**TO DO**
Below are records; count the lines that contain "Бугаенко" and give only the total.
START
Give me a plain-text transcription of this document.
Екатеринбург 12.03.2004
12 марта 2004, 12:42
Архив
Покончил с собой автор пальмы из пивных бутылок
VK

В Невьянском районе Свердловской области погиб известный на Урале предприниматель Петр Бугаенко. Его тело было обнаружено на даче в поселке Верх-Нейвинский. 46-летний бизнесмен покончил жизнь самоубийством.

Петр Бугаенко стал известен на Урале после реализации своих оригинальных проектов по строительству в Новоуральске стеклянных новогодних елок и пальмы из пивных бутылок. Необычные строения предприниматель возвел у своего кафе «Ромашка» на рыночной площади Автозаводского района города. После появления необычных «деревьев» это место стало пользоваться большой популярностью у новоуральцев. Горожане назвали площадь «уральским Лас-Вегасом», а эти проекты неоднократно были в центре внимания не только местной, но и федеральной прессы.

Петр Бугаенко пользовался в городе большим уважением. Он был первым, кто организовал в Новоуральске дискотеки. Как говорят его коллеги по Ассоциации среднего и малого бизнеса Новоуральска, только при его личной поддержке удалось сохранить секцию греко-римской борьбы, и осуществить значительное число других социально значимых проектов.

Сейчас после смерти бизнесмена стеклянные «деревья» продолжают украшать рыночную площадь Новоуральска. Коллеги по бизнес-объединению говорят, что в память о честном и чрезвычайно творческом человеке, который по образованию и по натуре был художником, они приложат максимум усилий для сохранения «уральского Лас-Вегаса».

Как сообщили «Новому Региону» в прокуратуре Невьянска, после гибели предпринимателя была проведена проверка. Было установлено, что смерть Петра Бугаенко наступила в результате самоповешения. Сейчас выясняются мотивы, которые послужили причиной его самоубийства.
END
**WRITTEN RESPONSE**
4